## What is asked
Listed below are entries; give the number of lines among them that include "label", and only that number.

## Material provided
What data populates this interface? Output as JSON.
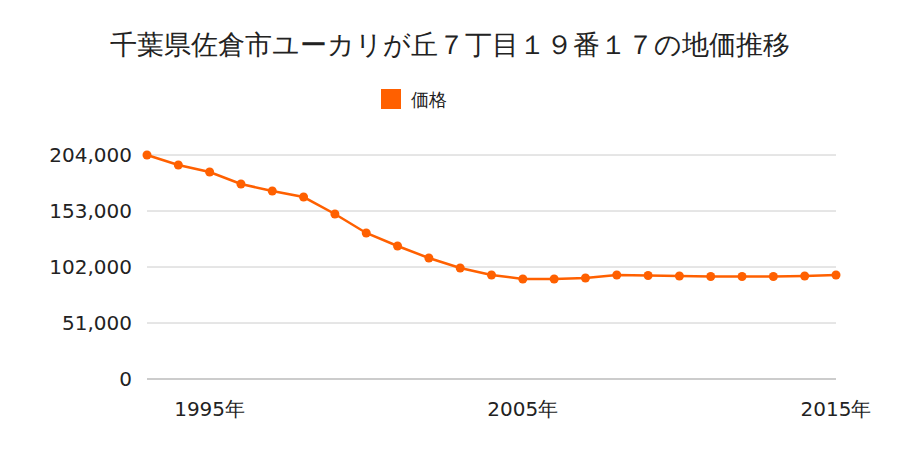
{
  "chart_data": {
    "type": "line",
    "title": "千葉県佐倉市ユーカリが丘７丁目１９番１７の地価推移",
    "categories": [
      null,
      null,
      "1995年",
      null,
      null,
      null,
      null,
      null,
      null,
      null,
      null,
      null,
      "2005年",
      null,
      null,
      null,
      null,
      null,
      null,
      null,
      null,
      null,
      "2015年"
    ],
    "series": [
      {
        "name": "価格",
        "color": "#ff6000",
        "marker": "circle",
        "values": [
          204000,
          194900,
          188500,
          177600,
          171200,
          165700,
          150300,
          133000,
          121100,
          110200,
          101100,
          94700,
          91100,
          91100,
          92000,
          94700,
          94300,
          93800,
          93400,
          93400,
          93400,
          93800,
          94700
        ]
      }
    ],
    "ylim": [
      0,
      204000
    ],
    "yticks": [
      0,
      {
        "value": 51000,
        "label": "51,000"
      },
      {
        "value": 102000,
        "label": "102,000"
      },
      {
        "value": 153000,
        "label": "153,000"
      },
      {
        "value": 204000,
        "label": "204,000"
      }
    ],
    "grid": true,
    "legend": "top"
  }
}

## Response below
4